■ **Exercise**: Write out each entry, exactly the way it appears.

■ **Task data**:
+++++
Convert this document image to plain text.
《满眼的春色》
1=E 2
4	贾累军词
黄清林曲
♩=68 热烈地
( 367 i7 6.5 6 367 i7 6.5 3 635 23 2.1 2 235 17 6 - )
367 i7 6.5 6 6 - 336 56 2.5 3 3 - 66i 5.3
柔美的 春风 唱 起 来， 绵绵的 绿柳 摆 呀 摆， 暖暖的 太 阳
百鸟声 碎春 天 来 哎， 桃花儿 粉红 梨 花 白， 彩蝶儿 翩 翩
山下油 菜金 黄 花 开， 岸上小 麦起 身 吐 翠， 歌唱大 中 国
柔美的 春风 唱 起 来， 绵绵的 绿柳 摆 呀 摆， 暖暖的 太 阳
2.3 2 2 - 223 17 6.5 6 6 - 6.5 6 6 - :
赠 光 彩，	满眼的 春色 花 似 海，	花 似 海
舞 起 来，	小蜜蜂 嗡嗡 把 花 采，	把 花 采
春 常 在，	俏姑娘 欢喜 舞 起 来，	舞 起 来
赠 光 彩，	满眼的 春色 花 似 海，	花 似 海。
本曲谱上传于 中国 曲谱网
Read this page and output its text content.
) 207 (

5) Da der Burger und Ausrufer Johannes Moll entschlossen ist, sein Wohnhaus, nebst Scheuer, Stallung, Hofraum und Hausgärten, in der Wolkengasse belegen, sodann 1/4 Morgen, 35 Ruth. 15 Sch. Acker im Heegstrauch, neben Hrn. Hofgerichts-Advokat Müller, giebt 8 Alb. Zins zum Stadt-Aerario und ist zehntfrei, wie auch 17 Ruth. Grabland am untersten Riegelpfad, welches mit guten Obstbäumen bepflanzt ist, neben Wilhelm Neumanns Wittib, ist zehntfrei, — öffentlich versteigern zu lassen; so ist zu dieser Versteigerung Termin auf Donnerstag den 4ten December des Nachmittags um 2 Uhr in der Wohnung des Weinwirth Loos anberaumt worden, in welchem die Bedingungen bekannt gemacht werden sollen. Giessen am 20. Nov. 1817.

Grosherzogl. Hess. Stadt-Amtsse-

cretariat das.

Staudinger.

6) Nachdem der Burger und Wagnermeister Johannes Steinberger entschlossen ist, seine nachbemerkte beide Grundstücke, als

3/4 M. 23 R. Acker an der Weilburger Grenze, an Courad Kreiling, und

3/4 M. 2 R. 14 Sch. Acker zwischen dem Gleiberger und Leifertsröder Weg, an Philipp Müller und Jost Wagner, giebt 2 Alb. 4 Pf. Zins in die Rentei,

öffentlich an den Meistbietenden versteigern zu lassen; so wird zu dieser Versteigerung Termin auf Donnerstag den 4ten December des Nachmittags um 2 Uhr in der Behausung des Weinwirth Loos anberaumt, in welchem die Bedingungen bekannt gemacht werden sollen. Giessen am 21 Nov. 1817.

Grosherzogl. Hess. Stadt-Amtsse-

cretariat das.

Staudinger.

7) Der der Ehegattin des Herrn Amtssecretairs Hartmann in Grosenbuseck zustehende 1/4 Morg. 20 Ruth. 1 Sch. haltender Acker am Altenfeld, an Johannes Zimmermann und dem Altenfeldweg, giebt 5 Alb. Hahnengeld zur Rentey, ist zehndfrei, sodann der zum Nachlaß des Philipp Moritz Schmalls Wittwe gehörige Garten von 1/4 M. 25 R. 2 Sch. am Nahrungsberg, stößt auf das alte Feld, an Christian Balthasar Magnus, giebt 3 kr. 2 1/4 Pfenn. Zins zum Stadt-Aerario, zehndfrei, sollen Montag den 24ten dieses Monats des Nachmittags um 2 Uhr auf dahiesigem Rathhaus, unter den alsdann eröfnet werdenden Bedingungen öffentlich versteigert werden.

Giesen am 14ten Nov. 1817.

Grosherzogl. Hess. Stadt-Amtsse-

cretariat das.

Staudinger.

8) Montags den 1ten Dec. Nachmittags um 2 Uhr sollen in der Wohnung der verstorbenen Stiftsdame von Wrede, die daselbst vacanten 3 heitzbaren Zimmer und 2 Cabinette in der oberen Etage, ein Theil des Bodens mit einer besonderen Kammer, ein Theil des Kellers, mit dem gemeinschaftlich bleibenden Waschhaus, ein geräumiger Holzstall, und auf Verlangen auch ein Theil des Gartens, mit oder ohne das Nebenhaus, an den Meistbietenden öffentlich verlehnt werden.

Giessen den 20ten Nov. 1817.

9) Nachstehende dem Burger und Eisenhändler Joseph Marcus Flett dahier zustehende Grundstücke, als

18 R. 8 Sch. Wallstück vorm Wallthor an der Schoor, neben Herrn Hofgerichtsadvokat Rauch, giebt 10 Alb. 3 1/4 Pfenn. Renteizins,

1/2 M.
+++++
■ **Output below**:
Convert this document image to plain text.
《满眼的春色》
1=E 2
4	贾累军词
黄清林曲
♩=68 热烈地
( 367 i7 6.5 6 367 i7 6.5 3 635 23 2.1 2 235 17 6 - )
367 i7 6.5 6 6 - 336 56 2.5 3 3 - 66i 5.3
柔美的 春风 唱 起 来， 绵绵的 绿柳 摆 呀 摆， 暖暖的 太 阳
百鸟声 碎春 天 来 哎， 桃花儿 粉红 梨 花 白， 彩蝶儿 翩 翩
山下油 菜金 黄 花 开， 岸上小 麦起 身 吐 翠， 歌唱大 中 国
柔美的 春风 唱 起 来， 绵绵的 绿柳 摆 呀 摆， 暖暖的 太 阳
2.3 2 2 - 223 17 6.5 6 6 - 6.5 6 6 - :
赠 光 彩，	满眼的 春色 花 似 海，	花 似 海
舞 起 来，	小蜜蜂 嗡嗡 把 花 采，	把 花 采
春 常 在，	俏姑娘 欢喜 舞 起 来，	舞 起 来
赠 光 彩，	满眼的 春色 花 似 海，	花 似 海。
本曲谱上传于 中国 曲谱网
Read this page and output its text content.
) 207 (

5) Da der Burger und Ausrufer Johannes Moll entschlossen ist, sein Wohnhaus, nebst Scheuer, Stallung, Hofraum und Hausgärten, in der Wolkengasse belegen, sodann 1/4 Morgen, 35 Ruth. 15 Sch. Acker im Heegstrauch, neben Hrn. Hofgerichts-Advokat Müller, giebt 8 Alb. Zins zum Stadt-Aerario und ist zehntfrei, wie auch 17 Ruth. Grabland am untersten Riegelpfad, welches mit guten Obstbäumen bepflanzt ist, neben Wilhelm Neumanns Wittib, ist zehntfrei, — öffentlich versteigern zu lassen; so ist zu dieser Versteigerung Termin auf Donnerstag den 4ten December des Nachmittags um 2 Uhr in der Wohnung des Weinwirth Loos anberaumt worden, in welchem die Bedingungen bekannt gemacht werden sollen. Giessen am 20. Nov. 1817.

Grosherzogl. Hess. Stadt-Amtsse-

cretariat das.

Staudinger.

6) Nachdem der Burger und Wagnermeister Johannes Steinberger entschlossen ist, seine nachbemerkte beide Grundstücke, als

3/4 M. 23 R. Acker an der Weilburger Grenze, an Courad Kreiling, und

3/4 M. 2 R. 14 Sch. Acker zwischen dem Gleiberger und Leifertsröder Weg, an Philipp Müller und Jost Wagner, giebt 2 Alb. 4 Pf. Zins in die Rentei,

öffentlich an den Meistbietenden versteigern zu lassen; so wird zu dieser Versteigerung Termin auf Donnerstag den 4ten December des Nachmittags um 2 Uhr in der Behausung des Weinwirth Loos anberaumt, in welchem die Bedingungen bekannt gemacht werden sollen. Giessen am 21 Nov. 1817.

Grosherzogl. Hess. Stadt-Amtsse-

cretariat das.

Staudinger.

7) Der der Ehegattin des Herrn Amtssecretairs Hartmann in Grosenbuseck zustehende 1/4 Morg. 20 Ruth. 1 Sch. haltender Acker am Altenfeld, an Johannes Zimmermann und dem Altenfeldweg, giebt 5 Alb. Hahnengeld zur Rentey, ist zehndfrei, sodann der zum Nachlaß des Philipp Moritz Schmalls Wittwe gehörige Garten von 1/4 M. 25 R. 2 Sch. am Nahrungsberg, stößt auf das alte Feld, an Christian Balthasar Magnus, giebt 3 kr. 2 1/4 Pfenn. Zins zum Stadt-Aerario, zehndfrei, sollen Montag den 24ten dieses Monats des Nachmittags um 2 Uhr auf dahiesigem Rathhaus, unter den alsdann eröfnet werdenden Bedingungen öffentlich versteigert werden.

Giesen am 14ten Nov. 1817.

Grosherzogl. Hess. Stadt-Amtsse-

cretariat das.

Staudinger.

8) Montags den 1ten Dec. Nachmittags um 2 Uhr sollen in der Wohnung der verstorbenen Stiftsdame von Wrede, die daselbst vacanten 3 heitzbaren Zimmer und 2 Cabinette in der oberen Etage, ein Theil des Bodens mit einer besonderen Kammer, ein Theil des Kellers, mit dem gemeinschaftlich bleibenden Waschhaus, ein geräumiger Holzstall, und auf Verlangen auch ein Theil des Gartens, mit oder ohne das Nebenhaus, an den Meistbietenden öffentlich verlehnt werden.

Giessen den 20ten Nov. 1817.

9) Nachstehende dem Burger und Eisenhändler Joseph Marcus Flett dahier zustehende Grundstücke, als

18 R. 8 Sch. Wallstück vorm Wallthor an der Schoor, neben Herrn Hofgerichtsadvokat Rauch, giebt 10 Alb. 3 1/4 Pfenn. Renteizins,

1/2 M.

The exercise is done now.